### PROVIDED RECORDS ###
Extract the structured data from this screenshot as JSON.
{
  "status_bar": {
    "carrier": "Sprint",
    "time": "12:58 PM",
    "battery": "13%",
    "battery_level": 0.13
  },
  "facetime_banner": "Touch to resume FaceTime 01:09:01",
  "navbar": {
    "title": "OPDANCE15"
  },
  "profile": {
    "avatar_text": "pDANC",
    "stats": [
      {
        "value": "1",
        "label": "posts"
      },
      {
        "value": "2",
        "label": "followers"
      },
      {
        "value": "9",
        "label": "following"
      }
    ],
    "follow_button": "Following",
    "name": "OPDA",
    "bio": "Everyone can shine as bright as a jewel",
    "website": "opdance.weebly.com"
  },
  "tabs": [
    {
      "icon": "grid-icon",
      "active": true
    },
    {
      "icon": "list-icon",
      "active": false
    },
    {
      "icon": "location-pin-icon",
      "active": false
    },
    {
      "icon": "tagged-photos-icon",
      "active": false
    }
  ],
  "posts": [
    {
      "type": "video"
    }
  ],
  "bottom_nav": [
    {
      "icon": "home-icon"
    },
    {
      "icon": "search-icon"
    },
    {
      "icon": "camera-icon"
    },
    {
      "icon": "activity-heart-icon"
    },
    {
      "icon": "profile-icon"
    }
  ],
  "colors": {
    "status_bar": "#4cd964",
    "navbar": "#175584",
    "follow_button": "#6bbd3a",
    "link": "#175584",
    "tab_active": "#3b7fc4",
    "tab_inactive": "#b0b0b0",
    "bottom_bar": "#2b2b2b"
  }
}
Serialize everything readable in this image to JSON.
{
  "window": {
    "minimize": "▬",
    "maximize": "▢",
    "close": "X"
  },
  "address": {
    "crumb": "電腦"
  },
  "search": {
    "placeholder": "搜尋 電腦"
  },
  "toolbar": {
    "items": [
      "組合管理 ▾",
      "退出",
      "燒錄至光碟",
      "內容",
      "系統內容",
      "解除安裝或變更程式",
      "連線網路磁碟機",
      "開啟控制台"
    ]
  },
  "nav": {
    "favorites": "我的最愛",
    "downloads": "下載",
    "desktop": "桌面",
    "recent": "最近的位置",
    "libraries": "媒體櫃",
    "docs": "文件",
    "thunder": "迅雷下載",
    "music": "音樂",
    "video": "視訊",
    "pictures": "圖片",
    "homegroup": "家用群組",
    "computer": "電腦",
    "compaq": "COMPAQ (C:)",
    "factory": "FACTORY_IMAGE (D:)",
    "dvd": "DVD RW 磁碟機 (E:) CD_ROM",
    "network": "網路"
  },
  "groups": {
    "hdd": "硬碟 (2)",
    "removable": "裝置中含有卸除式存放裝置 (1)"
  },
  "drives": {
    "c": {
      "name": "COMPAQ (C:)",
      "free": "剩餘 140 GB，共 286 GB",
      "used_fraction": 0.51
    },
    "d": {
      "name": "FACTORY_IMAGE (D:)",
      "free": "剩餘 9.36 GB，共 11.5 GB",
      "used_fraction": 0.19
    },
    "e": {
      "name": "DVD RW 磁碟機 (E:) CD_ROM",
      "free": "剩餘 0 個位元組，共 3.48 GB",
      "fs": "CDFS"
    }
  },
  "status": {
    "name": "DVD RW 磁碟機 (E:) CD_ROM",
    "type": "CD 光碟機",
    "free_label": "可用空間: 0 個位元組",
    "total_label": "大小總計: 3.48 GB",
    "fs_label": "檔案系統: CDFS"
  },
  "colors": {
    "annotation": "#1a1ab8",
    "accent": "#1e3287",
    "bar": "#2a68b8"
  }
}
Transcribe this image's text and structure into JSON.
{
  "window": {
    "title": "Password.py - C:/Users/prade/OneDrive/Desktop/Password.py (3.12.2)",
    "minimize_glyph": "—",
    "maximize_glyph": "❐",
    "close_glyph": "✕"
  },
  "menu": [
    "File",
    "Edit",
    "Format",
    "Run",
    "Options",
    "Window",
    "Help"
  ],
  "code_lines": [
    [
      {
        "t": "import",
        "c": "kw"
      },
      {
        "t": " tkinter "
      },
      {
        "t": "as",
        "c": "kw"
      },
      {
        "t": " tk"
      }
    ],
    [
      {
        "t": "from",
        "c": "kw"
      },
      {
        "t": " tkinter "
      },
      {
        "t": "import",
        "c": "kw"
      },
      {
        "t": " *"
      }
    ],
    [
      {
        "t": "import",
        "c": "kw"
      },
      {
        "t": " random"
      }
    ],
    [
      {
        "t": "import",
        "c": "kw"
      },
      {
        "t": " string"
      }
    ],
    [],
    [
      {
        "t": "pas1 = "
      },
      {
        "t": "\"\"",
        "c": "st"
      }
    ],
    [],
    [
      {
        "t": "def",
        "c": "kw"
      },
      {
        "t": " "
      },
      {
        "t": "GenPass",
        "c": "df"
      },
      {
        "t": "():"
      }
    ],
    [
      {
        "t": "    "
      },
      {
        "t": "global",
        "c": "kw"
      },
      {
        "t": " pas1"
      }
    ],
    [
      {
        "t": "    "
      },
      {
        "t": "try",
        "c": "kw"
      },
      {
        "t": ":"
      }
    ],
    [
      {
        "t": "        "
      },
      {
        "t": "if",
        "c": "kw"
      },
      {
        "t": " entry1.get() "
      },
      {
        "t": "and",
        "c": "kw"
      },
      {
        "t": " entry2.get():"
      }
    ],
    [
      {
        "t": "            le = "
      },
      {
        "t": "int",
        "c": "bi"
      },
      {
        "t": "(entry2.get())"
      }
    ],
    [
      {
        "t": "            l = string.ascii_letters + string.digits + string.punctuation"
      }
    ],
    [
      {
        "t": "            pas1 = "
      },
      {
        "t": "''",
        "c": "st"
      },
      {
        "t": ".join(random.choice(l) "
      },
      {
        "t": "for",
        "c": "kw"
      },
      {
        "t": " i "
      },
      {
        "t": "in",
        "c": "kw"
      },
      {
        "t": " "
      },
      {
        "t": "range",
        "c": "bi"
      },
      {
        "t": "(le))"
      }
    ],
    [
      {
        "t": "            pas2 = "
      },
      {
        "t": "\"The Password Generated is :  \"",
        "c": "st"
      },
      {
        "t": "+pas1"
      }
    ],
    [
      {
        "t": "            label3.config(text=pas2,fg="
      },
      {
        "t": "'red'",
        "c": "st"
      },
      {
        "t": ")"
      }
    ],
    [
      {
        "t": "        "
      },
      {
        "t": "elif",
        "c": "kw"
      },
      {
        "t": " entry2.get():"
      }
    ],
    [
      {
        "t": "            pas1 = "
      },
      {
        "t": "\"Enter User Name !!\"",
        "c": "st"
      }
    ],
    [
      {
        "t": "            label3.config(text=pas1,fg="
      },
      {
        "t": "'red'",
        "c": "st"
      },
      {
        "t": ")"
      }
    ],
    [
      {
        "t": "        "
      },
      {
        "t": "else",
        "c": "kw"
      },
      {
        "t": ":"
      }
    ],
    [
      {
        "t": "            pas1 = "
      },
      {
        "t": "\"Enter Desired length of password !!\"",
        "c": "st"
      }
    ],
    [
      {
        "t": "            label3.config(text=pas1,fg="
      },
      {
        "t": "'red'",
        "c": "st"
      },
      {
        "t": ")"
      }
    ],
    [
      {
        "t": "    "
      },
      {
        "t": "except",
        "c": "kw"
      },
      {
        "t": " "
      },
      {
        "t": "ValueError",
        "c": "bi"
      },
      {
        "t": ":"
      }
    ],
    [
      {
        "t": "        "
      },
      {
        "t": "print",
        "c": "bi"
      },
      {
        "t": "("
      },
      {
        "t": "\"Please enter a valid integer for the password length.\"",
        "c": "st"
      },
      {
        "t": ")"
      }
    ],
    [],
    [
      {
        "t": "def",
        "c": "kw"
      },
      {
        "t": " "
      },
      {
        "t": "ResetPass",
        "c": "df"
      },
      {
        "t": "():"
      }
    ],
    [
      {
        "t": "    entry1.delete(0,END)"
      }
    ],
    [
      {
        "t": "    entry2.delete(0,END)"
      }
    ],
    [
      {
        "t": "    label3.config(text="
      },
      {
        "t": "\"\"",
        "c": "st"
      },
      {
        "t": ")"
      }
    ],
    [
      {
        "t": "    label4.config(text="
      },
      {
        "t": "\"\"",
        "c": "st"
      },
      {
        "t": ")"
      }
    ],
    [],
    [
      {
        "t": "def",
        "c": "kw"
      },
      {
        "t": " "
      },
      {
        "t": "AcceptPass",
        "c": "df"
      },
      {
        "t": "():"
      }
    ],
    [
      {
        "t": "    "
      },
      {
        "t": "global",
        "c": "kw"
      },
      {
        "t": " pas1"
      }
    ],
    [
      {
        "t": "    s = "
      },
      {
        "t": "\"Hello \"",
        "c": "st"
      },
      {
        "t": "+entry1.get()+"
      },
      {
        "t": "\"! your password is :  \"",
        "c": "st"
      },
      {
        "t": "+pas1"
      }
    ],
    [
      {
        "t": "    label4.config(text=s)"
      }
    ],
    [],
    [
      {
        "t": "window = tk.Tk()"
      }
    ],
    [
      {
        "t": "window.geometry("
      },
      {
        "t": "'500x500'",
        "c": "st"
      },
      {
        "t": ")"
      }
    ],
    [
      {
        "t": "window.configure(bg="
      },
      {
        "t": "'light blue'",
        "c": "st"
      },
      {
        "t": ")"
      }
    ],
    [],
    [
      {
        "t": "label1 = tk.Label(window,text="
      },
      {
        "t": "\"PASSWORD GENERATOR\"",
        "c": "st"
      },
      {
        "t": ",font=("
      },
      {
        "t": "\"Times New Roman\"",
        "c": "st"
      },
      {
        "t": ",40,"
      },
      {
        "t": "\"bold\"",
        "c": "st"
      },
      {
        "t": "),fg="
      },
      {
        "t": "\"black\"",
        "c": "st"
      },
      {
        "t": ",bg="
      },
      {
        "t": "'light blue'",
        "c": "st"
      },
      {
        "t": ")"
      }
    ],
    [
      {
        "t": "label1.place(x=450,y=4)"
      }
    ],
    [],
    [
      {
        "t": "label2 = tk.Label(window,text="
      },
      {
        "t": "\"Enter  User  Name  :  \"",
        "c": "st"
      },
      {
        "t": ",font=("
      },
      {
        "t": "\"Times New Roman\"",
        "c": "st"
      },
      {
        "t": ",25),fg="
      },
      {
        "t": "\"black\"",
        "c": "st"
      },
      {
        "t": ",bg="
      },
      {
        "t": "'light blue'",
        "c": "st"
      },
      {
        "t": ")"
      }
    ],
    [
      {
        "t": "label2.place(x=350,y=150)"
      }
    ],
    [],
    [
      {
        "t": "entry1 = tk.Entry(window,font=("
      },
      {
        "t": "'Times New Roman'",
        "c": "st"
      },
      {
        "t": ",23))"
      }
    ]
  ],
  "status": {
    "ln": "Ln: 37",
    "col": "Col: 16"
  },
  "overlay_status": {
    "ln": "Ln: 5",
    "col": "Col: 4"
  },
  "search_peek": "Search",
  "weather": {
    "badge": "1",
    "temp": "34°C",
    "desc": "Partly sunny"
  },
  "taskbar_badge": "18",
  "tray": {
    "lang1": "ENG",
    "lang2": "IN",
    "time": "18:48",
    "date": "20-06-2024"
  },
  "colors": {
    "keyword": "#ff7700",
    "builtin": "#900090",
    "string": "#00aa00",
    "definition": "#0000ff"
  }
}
###
Return each line that includes "string".

→ WRITTEN RESPONSE
        "t": " string"
        "t": "            l = string.ascii_letters + string.digits + string.punctuation"
    "string": "#00aa00",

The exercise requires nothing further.